▶ [Stored data]:
━━━━━━━━━━━━━━━━━━━━━━━━━━━━━━

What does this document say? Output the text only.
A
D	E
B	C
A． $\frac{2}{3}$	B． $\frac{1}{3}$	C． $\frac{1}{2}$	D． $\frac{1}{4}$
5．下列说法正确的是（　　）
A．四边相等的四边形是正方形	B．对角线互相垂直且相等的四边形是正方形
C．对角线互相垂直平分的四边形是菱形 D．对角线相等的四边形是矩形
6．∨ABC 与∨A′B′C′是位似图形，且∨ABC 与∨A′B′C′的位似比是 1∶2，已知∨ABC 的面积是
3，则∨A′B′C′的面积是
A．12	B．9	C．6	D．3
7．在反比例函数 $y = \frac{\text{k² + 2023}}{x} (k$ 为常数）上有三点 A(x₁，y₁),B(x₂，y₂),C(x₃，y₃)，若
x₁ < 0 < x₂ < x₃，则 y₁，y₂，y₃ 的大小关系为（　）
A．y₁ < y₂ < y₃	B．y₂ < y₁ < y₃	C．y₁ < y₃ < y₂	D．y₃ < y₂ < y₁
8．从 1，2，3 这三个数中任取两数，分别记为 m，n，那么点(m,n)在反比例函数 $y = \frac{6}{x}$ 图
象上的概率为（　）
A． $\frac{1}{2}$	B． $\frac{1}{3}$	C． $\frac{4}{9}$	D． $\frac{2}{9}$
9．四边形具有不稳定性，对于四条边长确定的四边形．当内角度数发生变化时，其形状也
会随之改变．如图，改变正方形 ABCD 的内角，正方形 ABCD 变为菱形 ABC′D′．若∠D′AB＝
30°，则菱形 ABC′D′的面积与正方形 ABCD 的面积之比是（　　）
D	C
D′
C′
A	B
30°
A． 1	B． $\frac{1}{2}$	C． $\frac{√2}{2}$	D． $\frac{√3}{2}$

━━━━━━━━━━━━━━━━━━━━━━━━━━━━━━

▶ [Written problem]:
Select from the material above each line in which the string "text" appears, and list those lines.

▶ [Expected output]:
What does this document say? Output the text only.
7．在反比例函数 $y = \frac{\text{k² + 2023}}{x} (k$ 为常数）上有三点 A(x₁，y₁),B(x₂，y₂),C(x₃，y₃)，若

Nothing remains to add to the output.